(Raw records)
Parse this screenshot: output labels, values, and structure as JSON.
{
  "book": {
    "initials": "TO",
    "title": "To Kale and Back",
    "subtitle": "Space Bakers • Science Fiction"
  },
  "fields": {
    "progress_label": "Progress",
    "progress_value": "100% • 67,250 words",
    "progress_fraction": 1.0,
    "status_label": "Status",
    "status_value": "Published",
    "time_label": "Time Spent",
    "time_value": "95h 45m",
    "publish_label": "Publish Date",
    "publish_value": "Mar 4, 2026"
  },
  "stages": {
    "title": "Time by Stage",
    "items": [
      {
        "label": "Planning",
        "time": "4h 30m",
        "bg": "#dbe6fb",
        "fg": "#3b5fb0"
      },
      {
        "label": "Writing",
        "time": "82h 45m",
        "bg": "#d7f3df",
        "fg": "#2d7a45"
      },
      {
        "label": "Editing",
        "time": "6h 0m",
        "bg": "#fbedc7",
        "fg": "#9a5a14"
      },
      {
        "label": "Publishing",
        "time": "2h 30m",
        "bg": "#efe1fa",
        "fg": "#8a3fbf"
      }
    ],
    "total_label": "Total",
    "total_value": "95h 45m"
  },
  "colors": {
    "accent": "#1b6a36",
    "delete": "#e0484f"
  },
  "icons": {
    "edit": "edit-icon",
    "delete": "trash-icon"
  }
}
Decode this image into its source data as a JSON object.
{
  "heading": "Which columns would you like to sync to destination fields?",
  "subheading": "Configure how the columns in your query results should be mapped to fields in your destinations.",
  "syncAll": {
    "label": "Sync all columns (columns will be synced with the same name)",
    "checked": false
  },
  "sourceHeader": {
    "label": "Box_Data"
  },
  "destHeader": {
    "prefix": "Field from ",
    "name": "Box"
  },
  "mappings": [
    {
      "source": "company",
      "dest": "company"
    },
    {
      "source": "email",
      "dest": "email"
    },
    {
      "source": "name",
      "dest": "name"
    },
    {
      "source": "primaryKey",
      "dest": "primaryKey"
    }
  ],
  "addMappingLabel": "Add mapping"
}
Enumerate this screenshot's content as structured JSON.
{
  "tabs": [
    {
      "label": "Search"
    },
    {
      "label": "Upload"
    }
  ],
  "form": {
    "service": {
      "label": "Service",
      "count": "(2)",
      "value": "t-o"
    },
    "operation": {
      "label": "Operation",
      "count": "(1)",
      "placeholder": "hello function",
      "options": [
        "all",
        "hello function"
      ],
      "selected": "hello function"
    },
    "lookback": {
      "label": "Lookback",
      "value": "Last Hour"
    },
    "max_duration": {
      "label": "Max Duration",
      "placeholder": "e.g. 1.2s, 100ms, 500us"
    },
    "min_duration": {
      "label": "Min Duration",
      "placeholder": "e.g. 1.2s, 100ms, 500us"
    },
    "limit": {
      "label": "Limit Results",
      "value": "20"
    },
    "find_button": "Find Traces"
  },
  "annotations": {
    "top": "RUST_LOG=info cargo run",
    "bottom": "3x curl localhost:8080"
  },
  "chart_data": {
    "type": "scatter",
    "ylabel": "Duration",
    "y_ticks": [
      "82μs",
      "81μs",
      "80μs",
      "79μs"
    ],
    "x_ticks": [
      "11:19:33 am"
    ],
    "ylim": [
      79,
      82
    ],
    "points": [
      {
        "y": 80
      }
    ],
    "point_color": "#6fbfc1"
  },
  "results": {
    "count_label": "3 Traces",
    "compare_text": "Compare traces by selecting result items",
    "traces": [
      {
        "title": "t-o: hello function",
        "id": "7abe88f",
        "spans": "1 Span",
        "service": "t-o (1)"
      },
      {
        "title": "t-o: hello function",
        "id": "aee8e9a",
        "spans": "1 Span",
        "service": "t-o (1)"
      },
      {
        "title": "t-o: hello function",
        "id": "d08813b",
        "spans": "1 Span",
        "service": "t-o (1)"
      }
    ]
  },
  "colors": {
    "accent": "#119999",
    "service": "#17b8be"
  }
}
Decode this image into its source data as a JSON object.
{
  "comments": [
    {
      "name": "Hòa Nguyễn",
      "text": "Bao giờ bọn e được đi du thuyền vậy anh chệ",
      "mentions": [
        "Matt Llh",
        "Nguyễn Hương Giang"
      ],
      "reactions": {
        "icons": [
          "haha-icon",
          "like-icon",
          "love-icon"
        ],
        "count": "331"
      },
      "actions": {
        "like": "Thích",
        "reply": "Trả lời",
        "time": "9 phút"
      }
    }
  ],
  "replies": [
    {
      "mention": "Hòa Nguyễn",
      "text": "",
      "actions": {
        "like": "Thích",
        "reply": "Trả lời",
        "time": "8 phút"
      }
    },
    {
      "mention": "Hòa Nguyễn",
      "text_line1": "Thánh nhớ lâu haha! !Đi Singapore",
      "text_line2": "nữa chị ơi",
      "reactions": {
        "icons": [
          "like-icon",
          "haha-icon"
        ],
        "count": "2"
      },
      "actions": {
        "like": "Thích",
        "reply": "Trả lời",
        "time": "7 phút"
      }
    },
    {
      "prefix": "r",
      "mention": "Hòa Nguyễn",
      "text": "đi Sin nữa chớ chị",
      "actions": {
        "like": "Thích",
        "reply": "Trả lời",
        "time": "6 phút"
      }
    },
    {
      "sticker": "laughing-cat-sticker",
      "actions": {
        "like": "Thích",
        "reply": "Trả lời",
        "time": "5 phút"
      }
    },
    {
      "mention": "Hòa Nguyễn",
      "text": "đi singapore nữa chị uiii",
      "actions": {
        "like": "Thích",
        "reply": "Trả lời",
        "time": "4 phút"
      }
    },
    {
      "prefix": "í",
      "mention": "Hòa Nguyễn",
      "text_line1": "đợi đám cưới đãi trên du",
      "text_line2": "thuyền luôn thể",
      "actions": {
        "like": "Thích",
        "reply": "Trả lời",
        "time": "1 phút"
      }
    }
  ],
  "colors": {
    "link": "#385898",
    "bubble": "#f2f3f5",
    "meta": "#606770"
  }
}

### TO DO
Faithfully reproduce all of the records, character for character.

### RESULT FOR THIS EXERCISE
Parse this screenshot: output labels, values, and structure as JSON.
{
  "book": {
    "initials": "TO",
    "title": "To Kale and Back",
    "subtitle": "Space Bakers • Science Fiction"
  },
  "fields": {
    "progress_label": "Progress",
    "progress_value": "100% • 67,250 words",
    "progress_fraction": 1.0,
    "status_label": "Status",
    "status_value": "Published",
    "time_label": "Time Spent",
    "time_value": "95h 45m",
    "publish_label": "Publish Date",
    "publish_value": "Mar 4, 2026"
  },
  "stages": {
    "title": "Time by Stage",
    "items": [
      {
        "label": "Planning",
        "time": "4h 30m",
        "bg": "#dbe6fb",
        "fg": "#3b5fb0"
      },
      {
        "label": "Writing",
        "time": "82h 45m",
        "bg": "#d7f3df",
        "fg": "#2d7a45"
      },
      {
        "label": "Editing",
        "time": "6h 0m",
        "bg": "#fbedc7",
        "fg": "#9a5a14"
      },
      {
        "label": "Publishing",
        "time": "2h 30m",
        "bg": "#efe1fa",
        "fg": "#8a3fbf"
      }
    ],
    "total_label": "Total",
    "total_value": "95h 45m"
  },
  "colors": {
    "accent": "#1b6a36",
    "delete": "#e0484f"
  },
  "icons": {
    "edit": "edit-icon",
    "delete": "trash-icon"
  }
}
Decode this image into its source data as a JSON object.
{
  "heading": "Which columns would you like to sync to destination fields?",
  "subheading": "Configure how the columns in your query results should be mapped to fields in your destinations.",
  "syncAll": {
    "label": "Sync all columns (columns will be synced with the same name)",
    "checked": false
  },
  "sourceHeader": {
    "label": "Box_Data"
  },
  "destHeader": {
    "prefix": "Field from ",
    "name": "Box"
  },
  "mappings": [
    {
      "source": "company",
      "dest": "company"
    },
    {
      "source": "email",
      "dest": "email"
    },
    {
      "source": "name",
      "dest": "name"
    },
    {
      "source": "primaryKey",
      "dest": "primaryKey"
    }
  ],
  "addMappingLabel": "Add mapping"
}
Enumerate this screenshot's content as structured JSON.
{
  "tabs": [
    {
      "label": "Search"
    },
    {
      "label": "Upload"
    }
  ],
  "form": {
    "service": {
      "label": "Service",
      "count": "(2)",
      "value": "t-o"
    },
    "operation": {
      "label": "Operation",
      "count": "(1)",
      "placeholder": "hello function",
      "options": [
        "all",
        "hello function"
      ],
      "selected": "hello function"
    },
    "lookback": {
      "label": "Lookback",
      "value": "Last Hour"
    },
    "max_duration": {
      "label": "Max Duration",
      "placeholder": "e.g. 1.2s, 100ms, 500us"
    },
    "min_duration": {
      "label": "Min Duration",
      "placeholder": "e.g. 1.2s, 100ms, 500us"
    },
    "limit": {
      "label": "Limit Results",
      "value": "20"
    },
    "find_button": "Find Traces"
  },
  "annotations": {
    "top": "RUST_LOG=info cargo run",
    "bottom": "3x curl localhost:8080"
  },
  "chart_data": {
    "type": "scatter",
    "ylabel": "Duration",
    "y_ticks": [
      "82μs",
      "81μs",
      "80μs",
      "79μs"
    ],
    "x_ticks": [
      "11:19:33 am"
    ],
    "ylim": [
      79,
      82
    ],
    "points": [
      {
        "y": 80
      }
    ],
    "point_color": "#6fbfc1"
  },
  "results": {
    "count_label": "3 Traces",
    "compare_text": "Compare traces by selecting result items",
    "traces": [
      {
        "title": "t-o: hello function",
        "id": "7abe88f",
        "spans": "1 Span",
        "service": "t-o (1)"
      },
      {
        "title": "t-o: hello function",
        "id": "aee8e9a",
        "spans": "1 Span",
        "service": "t-o (1)"
      },
      {
        "title": "t-o: hello function",
        "id": "d08813b",
        "spans": "1 Span",
        "service": "t-o (1)"
      }
    ]
  },
  "colors": {
    "accent": "#119999",
    "service": "#17b8be"
  }
}
Decode this image into its source data as a JSON object.
{
  "comments": [
    {
      "name": "Hòa Nguyễn",
      "text": "Bao giờ bọn e được đi du thuyền vậy anh chệ",
      "mentions": [
        "Matt Llh",
        "Nguyễn Hương Giang"
      ],
      "reactions": {
        "icons": [
          "haha-icon",
          "like-icon",
          "love-icon"
        ],
        "count": "331"
      },
      "actions": {
        "like": "Thích",
        "reply": "Trả lời",
        "time": "9 phút"
      }
    }
  ],
  "replies": [
    {
      "mention": "Hòa Nguyễn",
      "text": "",
      "actions": {
        "like": "Thích",
        "reply": "Trả lời",
        "time": "8 phút"
      }
    },
    {
      "mention": "Hòa Nguyễn",
      "text_line1": "Thánh nhớ lâu haha! !Đi Singapore",
      "text_line2": "nữa chị ơi",
      "reactions": {
        "icons": [
          "like-icon",
          "haha-icon"
        ],
        "count": "2"
      },
      "actions": {
        "like": "Thích",
        "reply": "Trả lời",
        "time": "7 phút"
      }
    },
    {
      "prefix": "r",
      "mention": "Hòa Nguyễn",
      "text": "đi Sin nữa chớ chị",
      "actions": {
        "like": "Thích",
        "reply": "Trả lời",
        "time": "6 phút"
      }
    },
    {
      "sticker": "laughing-cat-sticker",
      "actions": {
        "like": "Thích",
        "reply": "Trả lời",
        "time": "5 phút"
      }
    },
    {
      "mention": "Hòa Nguyễn",
      "text": "đi singapore nữa chị uiii",
      "actions": {
        "like": "Thích",
        "reply": "Trả lời",
        "time": "4 phút"
      }
    },
    {
      "prefix": "í",
      "mention": "Hòa Nguyễn",
      "text_line1": "đợi đám cưới đãi trên du",
      "text_line2": "thuyền luôn thể",
      "actions": {
        "like": "Thích",
        "reply": "Trả lời",
        "time": "1 phút"
      }
    }
  ],
  "colors": {
    "link": "#385898",
    "bubble": "#f2f3f5",
    "meta": "#606770"
  }
}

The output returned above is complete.